▶ Quoted text

begin

# 3020 john deere



## newholland650 (Apr 20, 2015)

I have an early model 3020. The hydraulics on it just ain't right. If I plug in a pressure gauge to the remote and move lever to check pressure, it will move up to about 2000 psi but the needle will fluctuate, or jump. It doesn't stay dead on at 2000. When raising the round baler it raises it slow and it jumps all the way up. I wonder if my hydraulic pump is bad or transmission pump. Hydraulic pump does make a hammering noise. When you get tractor up to operating temp it'll raise the baler a lot faster then when it's not up to temperature. Any help would be appreciated. Thanks


----------



## hillside hay (Feb 4, 2013)

Assuming you have already changed the hydraulic fluid and filter and you have the pressure adjustment set right might be the pump. Although I had a similar problem with my 2940 and it turnedout to be part of the seal on the fdilter broke off and was partially blocking a passage. Test you pressure on the outlet side of the pump before it goes t o anything else to see if its operating up to snuff. Really does sound like a blockage somewhere. When you are at temp it thins out a little giving you better performance.


----------



## Tx Jim (Jun 30, 2014)

I would suggest to check/clean hyd sump screen if it has been checked lately.Chattering hyd's could be caused by a faulty valve in hyd pump. Screen access plug is located behind hyd filter and in frt of rear axle housing. I would also set stand-by pressure up to 2350 psi.


----------



## newholland650 (Apr 20, 2015)

Tractor has about 60 hours on a fluid change and screen was checked and cleaned then. On my hydraulic pump to adjust pressure it has a but you loosen then it has a bolt to adjust pressure that is a 12mm socket to fit. My neighbors 4020 has an Allen wrench adjustment I think to raise pressure. Is mine incorrect?


----------



## newholland650 (Apr 20, 2015)

Nut I meant that you loosen.


----------



## Farmerbrown2 (Sep 25, 2018)

end

▶ Extracted records
begin

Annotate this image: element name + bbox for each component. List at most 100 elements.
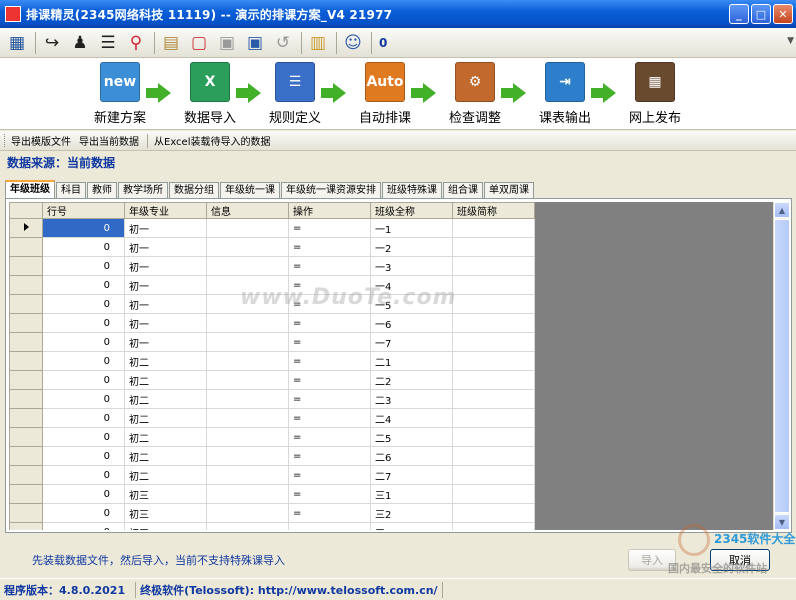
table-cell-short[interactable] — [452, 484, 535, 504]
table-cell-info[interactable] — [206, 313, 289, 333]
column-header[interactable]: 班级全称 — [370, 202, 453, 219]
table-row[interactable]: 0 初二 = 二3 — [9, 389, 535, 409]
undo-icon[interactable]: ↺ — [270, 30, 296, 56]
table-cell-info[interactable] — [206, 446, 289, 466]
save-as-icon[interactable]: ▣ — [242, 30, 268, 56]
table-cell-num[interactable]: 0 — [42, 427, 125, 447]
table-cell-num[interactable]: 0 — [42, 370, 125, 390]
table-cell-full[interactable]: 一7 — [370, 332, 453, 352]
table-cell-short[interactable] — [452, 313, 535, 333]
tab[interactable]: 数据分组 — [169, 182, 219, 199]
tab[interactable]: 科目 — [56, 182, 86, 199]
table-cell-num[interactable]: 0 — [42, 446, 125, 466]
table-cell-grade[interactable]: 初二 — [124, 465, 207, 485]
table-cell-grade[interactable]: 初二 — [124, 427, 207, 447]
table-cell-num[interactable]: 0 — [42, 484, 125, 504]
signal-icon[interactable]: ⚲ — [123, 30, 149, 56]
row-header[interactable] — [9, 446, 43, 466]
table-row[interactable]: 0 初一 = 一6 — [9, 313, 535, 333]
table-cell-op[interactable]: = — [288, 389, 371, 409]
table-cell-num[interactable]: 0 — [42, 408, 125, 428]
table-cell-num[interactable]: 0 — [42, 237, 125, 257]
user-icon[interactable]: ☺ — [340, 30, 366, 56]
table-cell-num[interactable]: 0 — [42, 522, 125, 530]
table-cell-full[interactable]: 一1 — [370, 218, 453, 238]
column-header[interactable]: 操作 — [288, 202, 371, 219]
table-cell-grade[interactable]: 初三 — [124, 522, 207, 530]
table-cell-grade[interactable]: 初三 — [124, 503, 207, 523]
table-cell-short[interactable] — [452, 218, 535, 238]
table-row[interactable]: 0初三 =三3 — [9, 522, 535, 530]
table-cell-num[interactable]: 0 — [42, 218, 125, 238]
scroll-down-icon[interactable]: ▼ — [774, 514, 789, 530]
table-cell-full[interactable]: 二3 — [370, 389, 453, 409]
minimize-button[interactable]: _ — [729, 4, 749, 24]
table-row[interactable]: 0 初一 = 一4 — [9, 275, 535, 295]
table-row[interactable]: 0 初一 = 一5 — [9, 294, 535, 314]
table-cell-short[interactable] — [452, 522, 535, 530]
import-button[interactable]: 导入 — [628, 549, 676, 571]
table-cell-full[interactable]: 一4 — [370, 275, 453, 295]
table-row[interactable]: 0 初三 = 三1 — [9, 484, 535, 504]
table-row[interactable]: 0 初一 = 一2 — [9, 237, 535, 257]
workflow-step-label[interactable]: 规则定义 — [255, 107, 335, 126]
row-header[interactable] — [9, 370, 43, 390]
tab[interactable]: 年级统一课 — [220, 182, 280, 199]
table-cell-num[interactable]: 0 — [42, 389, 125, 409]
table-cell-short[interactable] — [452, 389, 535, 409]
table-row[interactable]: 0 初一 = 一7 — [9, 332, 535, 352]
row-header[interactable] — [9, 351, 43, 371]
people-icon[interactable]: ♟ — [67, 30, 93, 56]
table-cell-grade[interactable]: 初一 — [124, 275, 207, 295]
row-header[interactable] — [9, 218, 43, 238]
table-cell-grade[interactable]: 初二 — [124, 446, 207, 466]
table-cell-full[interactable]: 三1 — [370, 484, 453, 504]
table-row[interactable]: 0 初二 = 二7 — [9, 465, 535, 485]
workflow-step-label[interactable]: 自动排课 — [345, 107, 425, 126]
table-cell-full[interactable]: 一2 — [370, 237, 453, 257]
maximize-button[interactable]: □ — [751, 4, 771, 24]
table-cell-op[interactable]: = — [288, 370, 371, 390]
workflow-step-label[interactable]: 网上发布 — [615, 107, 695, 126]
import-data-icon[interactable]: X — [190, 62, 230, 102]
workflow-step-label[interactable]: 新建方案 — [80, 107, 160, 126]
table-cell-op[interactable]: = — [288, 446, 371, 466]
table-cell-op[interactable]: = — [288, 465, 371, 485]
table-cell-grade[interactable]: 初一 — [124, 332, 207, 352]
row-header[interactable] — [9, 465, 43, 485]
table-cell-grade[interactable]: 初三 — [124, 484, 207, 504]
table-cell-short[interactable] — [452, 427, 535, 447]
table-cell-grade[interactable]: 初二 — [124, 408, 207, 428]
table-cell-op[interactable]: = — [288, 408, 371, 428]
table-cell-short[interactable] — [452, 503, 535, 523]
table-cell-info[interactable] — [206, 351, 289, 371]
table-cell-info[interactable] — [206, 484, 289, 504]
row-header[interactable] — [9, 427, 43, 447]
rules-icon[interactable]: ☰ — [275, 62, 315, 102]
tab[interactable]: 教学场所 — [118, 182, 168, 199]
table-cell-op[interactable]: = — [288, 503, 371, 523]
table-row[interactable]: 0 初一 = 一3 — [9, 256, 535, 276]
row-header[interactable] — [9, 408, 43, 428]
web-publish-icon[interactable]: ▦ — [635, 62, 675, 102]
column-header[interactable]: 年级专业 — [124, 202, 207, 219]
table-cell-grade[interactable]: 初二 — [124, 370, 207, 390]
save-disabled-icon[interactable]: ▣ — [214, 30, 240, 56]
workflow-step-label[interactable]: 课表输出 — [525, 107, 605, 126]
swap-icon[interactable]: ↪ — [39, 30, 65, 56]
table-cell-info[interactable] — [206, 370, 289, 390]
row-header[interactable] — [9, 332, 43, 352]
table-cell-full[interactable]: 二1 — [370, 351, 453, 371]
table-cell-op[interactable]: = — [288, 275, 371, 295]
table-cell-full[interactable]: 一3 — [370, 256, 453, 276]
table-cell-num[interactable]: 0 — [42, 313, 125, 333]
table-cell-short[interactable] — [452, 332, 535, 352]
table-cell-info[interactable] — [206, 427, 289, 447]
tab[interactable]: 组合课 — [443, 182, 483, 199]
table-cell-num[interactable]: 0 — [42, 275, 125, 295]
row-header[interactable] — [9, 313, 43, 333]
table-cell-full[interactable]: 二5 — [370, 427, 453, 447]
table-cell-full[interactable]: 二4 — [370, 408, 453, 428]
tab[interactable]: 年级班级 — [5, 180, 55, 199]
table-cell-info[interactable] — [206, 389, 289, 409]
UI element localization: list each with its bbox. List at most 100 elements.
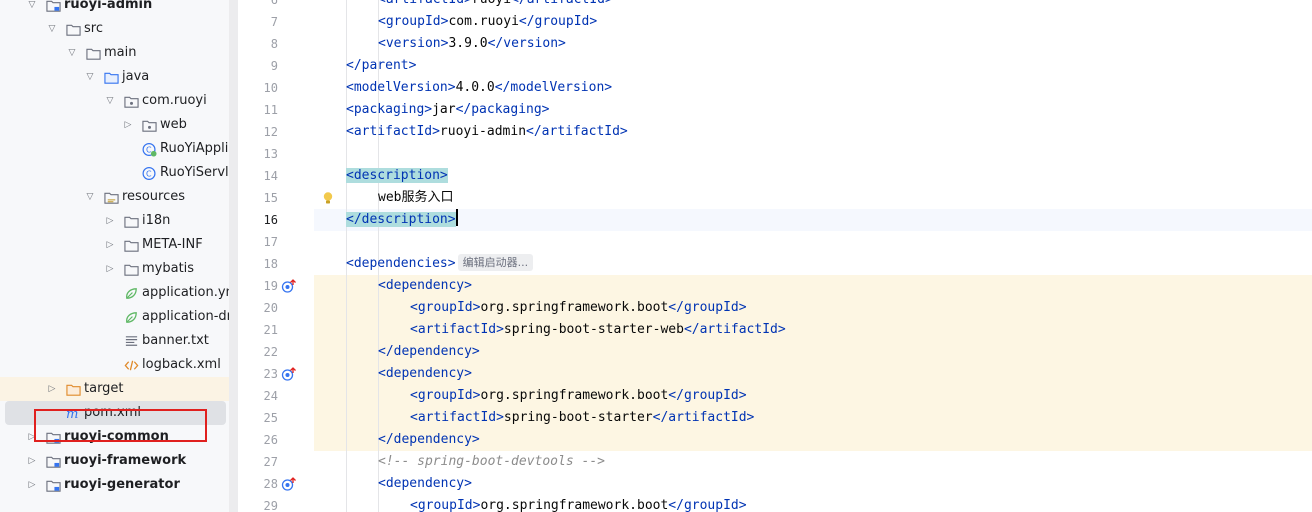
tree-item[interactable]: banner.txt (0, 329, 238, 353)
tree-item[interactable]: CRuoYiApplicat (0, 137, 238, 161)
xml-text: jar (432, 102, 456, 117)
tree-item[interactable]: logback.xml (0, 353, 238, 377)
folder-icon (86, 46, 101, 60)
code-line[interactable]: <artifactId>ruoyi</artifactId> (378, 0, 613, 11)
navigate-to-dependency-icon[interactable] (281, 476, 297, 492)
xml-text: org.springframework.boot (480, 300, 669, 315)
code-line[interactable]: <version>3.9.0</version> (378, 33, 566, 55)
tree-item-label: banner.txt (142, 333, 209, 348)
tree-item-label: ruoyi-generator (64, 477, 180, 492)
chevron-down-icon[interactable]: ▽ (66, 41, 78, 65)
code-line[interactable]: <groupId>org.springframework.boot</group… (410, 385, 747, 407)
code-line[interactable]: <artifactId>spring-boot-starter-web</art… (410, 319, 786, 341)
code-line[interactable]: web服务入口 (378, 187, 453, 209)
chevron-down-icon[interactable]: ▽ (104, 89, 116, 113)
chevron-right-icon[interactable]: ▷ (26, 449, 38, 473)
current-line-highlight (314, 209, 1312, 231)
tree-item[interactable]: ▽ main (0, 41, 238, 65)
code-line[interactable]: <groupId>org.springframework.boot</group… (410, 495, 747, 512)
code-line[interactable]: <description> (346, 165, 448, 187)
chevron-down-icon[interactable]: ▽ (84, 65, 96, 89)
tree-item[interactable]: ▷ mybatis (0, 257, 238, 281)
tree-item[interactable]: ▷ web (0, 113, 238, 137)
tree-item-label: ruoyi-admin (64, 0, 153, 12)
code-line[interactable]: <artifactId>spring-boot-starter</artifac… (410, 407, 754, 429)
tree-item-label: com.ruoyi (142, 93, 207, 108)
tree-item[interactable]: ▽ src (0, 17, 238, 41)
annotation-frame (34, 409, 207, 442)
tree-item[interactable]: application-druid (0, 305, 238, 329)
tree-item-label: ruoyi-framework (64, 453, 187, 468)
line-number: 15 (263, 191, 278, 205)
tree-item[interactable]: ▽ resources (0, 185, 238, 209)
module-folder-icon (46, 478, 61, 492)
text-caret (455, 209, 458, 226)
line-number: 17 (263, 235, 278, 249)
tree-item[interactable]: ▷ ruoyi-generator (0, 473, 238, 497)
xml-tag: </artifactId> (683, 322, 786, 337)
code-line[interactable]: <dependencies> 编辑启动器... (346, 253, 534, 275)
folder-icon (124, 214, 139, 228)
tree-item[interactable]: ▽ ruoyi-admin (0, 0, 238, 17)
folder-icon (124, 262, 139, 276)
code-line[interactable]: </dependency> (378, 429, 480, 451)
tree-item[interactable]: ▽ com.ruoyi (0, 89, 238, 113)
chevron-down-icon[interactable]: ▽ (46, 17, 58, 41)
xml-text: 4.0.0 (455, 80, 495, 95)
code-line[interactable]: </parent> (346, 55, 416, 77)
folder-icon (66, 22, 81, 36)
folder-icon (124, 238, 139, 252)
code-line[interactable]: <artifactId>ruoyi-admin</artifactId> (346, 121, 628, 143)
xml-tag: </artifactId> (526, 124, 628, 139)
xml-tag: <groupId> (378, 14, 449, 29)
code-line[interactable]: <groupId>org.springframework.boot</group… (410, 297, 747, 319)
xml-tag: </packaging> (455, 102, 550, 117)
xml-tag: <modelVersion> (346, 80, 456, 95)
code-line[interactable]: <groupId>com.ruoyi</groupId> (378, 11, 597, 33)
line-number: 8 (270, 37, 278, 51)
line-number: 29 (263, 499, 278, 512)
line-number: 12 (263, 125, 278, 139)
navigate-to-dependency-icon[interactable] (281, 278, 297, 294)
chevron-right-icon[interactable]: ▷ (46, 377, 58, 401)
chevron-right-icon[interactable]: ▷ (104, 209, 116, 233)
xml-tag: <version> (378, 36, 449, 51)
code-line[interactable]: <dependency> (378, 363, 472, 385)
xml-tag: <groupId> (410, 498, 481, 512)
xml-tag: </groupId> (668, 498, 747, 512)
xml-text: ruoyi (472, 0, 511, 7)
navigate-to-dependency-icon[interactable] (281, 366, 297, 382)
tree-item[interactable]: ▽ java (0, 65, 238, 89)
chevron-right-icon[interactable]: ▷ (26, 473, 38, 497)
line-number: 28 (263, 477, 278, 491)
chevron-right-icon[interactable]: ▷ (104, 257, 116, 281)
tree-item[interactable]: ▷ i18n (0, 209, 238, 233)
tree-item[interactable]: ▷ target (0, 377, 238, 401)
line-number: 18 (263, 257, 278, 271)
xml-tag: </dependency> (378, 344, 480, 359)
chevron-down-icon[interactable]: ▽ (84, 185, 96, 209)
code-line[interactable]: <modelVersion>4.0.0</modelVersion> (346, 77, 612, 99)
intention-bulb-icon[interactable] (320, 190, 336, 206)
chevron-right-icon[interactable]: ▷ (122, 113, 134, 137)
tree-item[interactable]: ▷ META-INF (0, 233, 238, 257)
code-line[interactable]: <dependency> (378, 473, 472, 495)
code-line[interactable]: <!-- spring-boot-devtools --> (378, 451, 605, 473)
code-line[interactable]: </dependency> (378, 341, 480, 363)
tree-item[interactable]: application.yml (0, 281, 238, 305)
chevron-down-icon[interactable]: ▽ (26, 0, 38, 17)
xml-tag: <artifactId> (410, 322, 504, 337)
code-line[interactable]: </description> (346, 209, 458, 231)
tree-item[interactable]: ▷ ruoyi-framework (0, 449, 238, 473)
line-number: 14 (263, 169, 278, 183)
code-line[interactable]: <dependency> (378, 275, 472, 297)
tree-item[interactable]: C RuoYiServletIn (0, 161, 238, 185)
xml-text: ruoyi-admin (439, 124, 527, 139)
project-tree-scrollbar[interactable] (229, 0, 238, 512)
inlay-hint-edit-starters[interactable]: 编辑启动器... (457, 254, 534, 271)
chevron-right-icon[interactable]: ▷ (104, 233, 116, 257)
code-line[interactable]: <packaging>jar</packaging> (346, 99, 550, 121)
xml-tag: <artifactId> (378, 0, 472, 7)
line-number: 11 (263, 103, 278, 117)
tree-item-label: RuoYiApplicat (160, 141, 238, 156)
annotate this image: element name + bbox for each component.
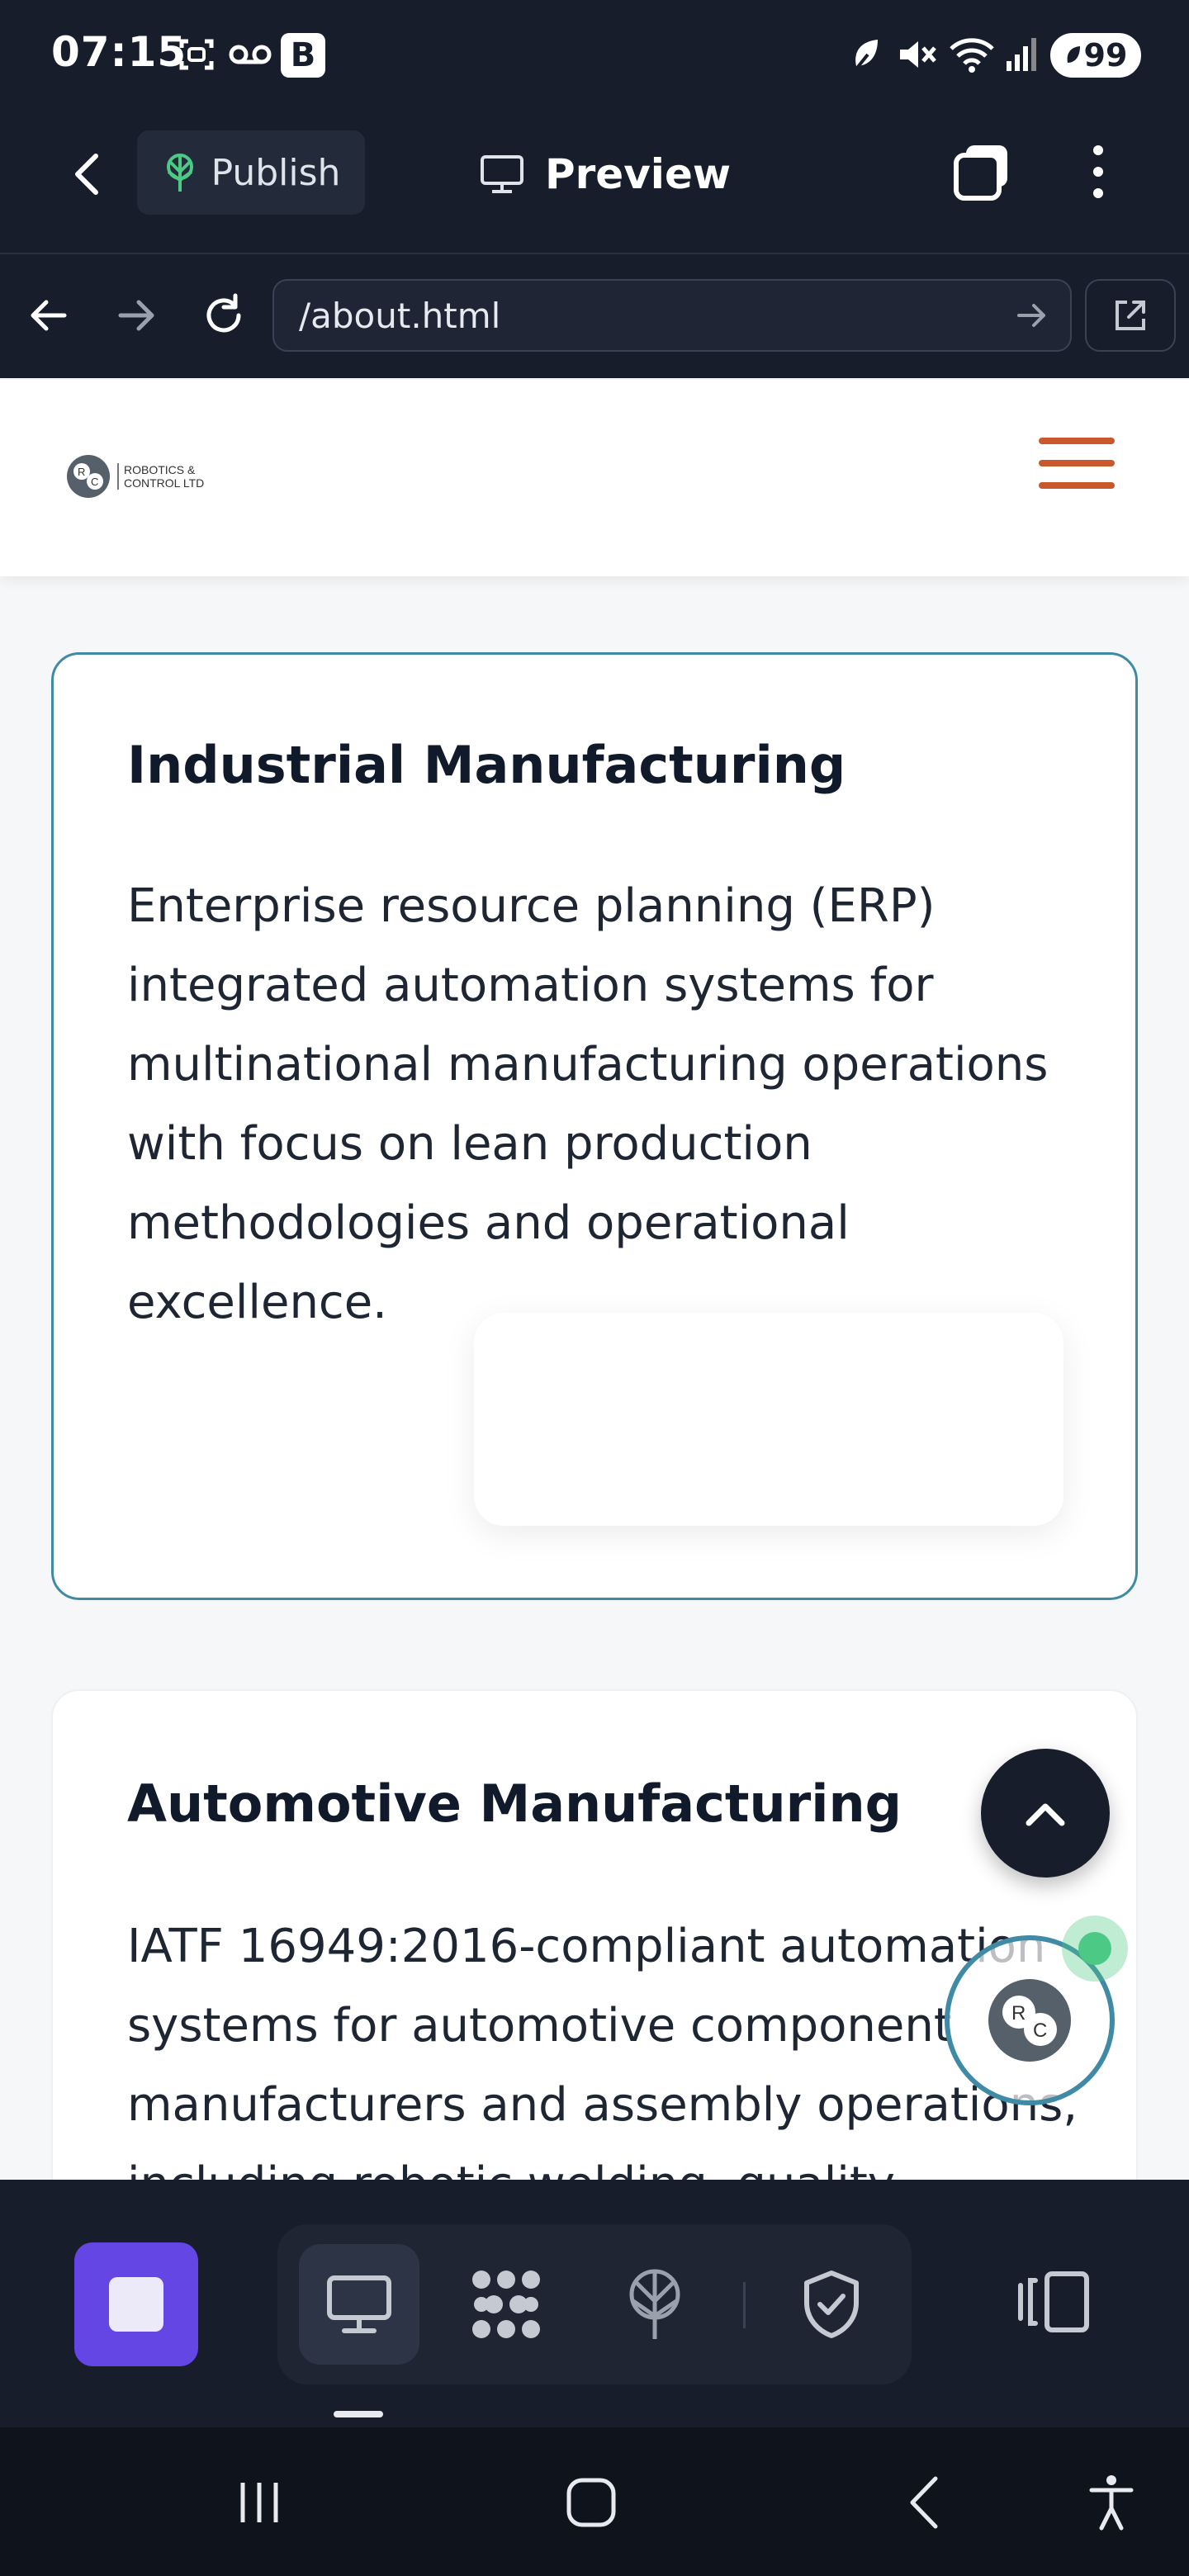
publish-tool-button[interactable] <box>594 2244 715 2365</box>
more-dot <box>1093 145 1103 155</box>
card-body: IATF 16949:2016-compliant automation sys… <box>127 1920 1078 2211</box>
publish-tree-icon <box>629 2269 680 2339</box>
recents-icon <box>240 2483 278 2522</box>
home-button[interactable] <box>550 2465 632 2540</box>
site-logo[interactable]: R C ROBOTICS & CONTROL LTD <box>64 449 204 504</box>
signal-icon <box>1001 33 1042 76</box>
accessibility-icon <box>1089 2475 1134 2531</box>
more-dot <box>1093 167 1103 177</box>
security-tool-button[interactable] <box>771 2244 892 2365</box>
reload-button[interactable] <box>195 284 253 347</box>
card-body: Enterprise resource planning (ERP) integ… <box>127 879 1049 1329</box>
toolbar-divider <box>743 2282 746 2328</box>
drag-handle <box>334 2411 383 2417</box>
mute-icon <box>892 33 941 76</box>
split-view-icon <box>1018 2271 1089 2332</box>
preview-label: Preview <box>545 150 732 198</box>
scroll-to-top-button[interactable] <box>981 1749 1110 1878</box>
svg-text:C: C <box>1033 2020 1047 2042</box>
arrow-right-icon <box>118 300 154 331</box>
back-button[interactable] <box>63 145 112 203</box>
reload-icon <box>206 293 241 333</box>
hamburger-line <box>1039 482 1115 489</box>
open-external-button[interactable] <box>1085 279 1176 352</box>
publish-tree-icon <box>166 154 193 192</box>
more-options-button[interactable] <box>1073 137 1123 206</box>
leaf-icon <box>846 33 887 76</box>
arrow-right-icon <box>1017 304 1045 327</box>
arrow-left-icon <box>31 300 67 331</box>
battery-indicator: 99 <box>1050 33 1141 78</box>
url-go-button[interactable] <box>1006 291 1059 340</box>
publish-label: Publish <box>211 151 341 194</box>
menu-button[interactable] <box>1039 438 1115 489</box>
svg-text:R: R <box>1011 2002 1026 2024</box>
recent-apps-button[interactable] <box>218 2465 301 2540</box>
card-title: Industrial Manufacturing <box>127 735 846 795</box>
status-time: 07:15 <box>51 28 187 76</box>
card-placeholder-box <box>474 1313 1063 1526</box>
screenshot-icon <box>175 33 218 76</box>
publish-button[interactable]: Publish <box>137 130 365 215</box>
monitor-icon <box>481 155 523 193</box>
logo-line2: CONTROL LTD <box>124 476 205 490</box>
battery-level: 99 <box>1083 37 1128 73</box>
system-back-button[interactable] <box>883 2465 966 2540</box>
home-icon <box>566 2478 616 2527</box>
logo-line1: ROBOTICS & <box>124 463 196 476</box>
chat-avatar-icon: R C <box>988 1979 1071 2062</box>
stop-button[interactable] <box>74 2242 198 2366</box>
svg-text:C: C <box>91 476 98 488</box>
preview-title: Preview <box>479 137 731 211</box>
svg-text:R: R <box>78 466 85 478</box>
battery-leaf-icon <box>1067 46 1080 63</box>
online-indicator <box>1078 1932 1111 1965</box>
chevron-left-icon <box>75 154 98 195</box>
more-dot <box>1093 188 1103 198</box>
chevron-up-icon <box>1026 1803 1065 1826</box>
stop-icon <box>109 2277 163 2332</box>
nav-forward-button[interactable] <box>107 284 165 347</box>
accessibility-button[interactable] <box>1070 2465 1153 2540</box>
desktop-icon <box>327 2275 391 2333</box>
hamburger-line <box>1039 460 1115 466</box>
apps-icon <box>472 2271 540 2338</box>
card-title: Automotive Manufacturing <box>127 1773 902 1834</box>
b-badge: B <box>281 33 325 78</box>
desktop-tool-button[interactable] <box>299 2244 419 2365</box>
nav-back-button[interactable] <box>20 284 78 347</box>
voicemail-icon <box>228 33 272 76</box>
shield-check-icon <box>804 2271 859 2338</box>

end

▶ Exercise aim
Reproduce everything in the hydraulics thread from "Tractor has about" down to "that you loosen.", renaming "Allen wrench" to "hex key" throughout. Use only the hydraulics thread, not the entries.

▶ Solution
Tractor has about 60 hours on a fluid change and screen was checked and cleaned then. On my hydraulic pump to adjust pressure it has a but you loosen then it has a bolt to adjust pressure that is a 12mm socket to fit. My neighbors 4020 has an hex key adjustment I think to raise pressure. Is mine incorrect?


----------



## newholland650 (Apr 20, 2015)

Nut I meant that you loosen.